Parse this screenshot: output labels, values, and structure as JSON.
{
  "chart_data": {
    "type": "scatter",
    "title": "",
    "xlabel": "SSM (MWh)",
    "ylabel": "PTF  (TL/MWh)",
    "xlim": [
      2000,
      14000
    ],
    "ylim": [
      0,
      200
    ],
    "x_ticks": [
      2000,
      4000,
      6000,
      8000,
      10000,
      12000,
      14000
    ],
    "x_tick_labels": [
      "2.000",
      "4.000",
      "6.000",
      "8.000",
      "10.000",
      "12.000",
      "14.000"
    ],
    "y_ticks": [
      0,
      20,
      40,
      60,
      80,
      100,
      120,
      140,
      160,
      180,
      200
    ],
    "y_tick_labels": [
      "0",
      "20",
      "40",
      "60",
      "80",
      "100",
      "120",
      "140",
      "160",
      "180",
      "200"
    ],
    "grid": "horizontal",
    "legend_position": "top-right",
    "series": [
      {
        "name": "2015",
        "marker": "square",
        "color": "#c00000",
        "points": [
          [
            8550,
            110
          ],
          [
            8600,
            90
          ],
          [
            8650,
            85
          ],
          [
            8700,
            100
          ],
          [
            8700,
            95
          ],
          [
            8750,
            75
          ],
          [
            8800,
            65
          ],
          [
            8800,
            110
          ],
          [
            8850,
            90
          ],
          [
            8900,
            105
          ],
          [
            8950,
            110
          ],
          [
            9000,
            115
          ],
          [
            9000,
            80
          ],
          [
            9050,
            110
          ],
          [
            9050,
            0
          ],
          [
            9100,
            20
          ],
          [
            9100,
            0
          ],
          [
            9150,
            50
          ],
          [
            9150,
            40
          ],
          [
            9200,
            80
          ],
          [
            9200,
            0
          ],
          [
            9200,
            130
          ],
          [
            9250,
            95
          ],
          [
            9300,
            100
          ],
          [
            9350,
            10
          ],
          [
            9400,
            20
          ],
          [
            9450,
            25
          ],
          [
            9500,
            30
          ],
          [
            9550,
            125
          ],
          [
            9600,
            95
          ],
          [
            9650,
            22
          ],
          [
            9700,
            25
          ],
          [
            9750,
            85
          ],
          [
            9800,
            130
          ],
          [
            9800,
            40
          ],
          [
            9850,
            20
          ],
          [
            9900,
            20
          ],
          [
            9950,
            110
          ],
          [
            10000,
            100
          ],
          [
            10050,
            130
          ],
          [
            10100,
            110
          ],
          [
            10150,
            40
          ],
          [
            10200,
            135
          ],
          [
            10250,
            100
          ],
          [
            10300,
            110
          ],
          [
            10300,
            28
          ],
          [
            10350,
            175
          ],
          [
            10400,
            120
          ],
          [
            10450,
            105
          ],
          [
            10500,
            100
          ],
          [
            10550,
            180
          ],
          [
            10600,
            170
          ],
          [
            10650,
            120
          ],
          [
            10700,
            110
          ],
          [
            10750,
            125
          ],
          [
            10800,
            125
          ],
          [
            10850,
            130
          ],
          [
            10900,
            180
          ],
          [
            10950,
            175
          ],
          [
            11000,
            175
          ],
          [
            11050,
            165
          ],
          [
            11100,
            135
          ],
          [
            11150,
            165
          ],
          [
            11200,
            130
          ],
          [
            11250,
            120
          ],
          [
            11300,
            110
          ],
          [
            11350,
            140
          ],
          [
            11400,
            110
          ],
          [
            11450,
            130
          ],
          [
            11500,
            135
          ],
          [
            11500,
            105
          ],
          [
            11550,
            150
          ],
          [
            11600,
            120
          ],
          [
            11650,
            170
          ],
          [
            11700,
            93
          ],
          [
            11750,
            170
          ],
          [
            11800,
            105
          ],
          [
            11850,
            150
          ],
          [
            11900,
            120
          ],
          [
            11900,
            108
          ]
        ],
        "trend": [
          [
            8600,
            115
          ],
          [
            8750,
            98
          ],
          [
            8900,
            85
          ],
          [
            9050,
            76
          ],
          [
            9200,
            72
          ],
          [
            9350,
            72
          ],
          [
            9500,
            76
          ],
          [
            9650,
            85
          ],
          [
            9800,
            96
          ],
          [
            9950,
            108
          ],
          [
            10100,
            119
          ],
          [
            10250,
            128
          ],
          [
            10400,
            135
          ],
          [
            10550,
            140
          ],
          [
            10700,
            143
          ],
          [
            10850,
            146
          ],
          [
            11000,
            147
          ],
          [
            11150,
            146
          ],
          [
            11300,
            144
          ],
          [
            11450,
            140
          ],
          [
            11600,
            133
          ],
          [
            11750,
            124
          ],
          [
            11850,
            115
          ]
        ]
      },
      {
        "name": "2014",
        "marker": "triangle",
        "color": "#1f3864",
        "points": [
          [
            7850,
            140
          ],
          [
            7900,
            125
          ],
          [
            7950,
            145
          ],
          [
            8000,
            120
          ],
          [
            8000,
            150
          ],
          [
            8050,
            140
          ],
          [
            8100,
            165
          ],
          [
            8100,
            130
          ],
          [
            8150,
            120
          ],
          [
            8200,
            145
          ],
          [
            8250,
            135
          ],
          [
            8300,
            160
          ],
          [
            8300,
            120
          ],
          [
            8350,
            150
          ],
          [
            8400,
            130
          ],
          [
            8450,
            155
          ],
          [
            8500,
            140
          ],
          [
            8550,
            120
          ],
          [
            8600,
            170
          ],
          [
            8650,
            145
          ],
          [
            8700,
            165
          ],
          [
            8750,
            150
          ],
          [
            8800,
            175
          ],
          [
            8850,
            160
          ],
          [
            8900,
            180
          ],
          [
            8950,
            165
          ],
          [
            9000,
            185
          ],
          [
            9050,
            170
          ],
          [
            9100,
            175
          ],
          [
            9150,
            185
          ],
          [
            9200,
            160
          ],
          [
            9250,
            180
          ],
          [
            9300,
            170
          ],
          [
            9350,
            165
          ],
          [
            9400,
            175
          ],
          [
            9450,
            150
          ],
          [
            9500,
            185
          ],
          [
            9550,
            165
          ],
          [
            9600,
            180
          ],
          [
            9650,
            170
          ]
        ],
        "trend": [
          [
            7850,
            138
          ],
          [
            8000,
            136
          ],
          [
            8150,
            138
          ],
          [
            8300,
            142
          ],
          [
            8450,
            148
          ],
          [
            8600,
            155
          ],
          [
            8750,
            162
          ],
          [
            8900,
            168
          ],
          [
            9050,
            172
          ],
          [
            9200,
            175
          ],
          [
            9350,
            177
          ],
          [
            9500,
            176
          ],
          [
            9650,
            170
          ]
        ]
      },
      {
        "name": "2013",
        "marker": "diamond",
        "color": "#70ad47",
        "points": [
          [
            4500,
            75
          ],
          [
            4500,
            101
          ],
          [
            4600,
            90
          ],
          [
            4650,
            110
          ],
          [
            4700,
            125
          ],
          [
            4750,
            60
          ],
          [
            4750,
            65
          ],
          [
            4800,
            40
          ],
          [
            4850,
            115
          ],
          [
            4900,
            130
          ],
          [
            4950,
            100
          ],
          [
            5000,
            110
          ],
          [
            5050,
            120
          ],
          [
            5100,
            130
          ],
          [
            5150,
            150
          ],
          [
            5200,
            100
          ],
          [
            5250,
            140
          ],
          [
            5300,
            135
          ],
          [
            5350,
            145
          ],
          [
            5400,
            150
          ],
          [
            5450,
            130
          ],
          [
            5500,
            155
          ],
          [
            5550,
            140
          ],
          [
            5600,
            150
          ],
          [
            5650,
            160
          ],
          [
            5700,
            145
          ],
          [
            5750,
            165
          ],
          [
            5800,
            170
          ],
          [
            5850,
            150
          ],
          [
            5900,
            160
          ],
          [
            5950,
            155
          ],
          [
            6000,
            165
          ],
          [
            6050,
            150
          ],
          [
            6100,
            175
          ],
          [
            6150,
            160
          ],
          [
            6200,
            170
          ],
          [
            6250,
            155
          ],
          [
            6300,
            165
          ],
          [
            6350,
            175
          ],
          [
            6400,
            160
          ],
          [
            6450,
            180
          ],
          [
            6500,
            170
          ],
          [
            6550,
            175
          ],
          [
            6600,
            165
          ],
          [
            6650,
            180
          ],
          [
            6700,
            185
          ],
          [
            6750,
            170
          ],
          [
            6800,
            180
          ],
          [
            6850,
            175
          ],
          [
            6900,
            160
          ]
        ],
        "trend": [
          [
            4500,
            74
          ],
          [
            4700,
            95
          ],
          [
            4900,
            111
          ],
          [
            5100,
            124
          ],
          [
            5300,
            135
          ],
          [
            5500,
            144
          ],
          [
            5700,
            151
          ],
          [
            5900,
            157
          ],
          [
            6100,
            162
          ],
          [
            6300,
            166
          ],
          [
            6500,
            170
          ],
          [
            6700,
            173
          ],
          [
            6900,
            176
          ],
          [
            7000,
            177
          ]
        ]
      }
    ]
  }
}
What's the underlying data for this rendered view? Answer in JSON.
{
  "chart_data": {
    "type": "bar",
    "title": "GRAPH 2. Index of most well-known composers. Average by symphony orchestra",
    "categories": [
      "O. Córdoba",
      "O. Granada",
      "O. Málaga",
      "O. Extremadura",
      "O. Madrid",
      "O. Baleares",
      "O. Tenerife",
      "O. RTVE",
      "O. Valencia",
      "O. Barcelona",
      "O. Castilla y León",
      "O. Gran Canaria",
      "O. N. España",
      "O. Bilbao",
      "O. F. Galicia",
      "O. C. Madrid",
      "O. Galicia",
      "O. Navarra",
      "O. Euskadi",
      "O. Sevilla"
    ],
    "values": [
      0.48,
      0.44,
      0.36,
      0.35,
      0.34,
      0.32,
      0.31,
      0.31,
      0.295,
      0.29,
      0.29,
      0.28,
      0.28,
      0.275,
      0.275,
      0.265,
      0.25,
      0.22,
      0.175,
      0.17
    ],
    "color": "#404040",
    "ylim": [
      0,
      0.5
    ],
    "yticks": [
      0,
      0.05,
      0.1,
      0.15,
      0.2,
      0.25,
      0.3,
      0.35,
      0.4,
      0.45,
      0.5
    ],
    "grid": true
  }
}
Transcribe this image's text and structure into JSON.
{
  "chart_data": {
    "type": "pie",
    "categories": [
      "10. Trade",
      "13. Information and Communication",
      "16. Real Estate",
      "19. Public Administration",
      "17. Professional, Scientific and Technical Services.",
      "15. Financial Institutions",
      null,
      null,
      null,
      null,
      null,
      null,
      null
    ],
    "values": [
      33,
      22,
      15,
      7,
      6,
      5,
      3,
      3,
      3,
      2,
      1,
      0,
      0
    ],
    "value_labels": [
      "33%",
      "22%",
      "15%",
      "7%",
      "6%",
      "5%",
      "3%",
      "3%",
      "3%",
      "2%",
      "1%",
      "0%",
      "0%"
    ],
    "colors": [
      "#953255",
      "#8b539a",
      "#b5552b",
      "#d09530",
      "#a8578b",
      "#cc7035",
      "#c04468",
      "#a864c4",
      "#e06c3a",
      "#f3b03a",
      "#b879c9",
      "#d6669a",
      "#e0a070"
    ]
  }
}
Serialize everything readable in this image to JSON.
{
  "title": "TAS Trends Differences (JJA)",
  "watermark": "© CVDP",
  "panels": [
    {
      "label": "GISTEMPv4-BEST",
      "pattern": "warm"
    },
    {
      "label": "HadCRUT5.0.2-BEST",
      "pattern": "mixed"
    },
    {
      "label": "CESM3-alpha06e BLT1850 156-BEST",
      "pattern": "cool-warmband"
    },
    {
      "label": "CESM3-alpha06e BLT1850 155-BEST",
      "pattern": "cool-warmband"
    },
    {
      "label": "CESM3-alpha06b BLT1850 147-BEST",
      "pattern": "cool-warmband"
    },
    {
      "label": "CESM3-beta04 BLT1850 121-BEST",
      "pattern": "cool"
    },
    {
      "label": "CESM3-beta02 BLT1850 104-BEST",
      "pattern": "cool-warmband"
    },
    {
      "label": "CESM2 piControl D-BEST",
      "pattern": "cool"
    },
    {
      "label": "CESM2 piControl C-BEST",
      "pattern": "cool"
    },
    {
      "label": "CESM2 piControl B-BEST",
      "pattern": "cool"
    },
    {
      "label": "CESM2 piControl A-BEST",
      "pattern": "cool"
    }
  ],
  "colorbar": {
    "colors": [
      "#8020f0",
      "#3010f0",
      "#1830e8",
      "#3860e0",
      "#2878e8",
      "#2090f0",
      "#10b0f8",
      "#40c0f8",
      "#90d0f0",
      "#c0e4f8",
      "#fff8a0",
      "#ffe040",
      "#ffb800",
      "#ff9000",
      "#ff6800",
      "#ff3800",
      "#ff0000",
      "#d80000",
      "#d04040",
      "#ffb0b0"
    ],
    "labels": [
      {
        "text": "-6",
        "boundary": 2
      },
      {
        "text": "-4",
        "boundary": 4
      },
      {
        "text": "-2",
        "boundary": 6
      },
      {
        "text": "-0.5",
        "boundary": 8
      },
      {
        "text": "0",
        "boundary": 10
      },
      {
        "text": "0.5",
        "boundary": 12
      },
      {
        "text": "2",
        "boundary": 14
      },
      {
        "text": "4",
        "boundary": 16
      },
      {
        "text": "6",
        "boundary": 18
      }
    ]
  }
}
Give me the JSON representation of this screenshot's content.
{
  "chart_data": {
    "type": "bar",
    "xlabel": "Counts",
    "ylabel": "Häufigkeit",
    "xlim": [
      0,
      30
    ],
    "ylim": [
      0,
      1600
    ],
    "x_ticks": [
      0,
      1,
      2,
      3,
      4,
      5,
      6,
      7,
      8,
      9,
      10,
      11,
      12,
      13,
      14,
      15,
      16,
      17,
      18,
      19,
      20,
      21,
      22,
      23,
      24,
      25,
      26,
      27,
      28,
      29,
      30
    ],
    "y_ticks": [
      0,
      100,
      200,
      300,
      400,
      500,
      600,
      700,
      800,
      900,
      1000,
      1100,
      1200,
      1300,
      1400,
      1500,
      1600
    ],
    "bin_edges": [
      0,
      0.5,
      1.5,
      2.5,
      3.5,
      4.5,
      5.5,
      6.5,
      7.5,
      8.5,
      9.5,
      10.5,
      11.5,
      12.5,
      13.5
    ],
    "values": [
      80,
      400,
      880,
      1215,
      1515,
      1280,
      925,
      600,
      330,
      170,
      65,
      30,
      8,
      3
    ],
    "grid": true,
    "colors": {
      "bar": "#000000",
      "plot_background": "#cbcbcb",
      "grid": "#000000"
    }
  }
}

***

__Goal__
List all lines holding the string "text".

__Full response__
Transcribe this image's text and structure into JSON.
        "text": "-6",
        "text": "-4",
        "text": "-2",
        "text": "-0.5",
        "text": "0",
        "text": "0.5",
        "text": "2",
        "text": "4",
        "text": "6",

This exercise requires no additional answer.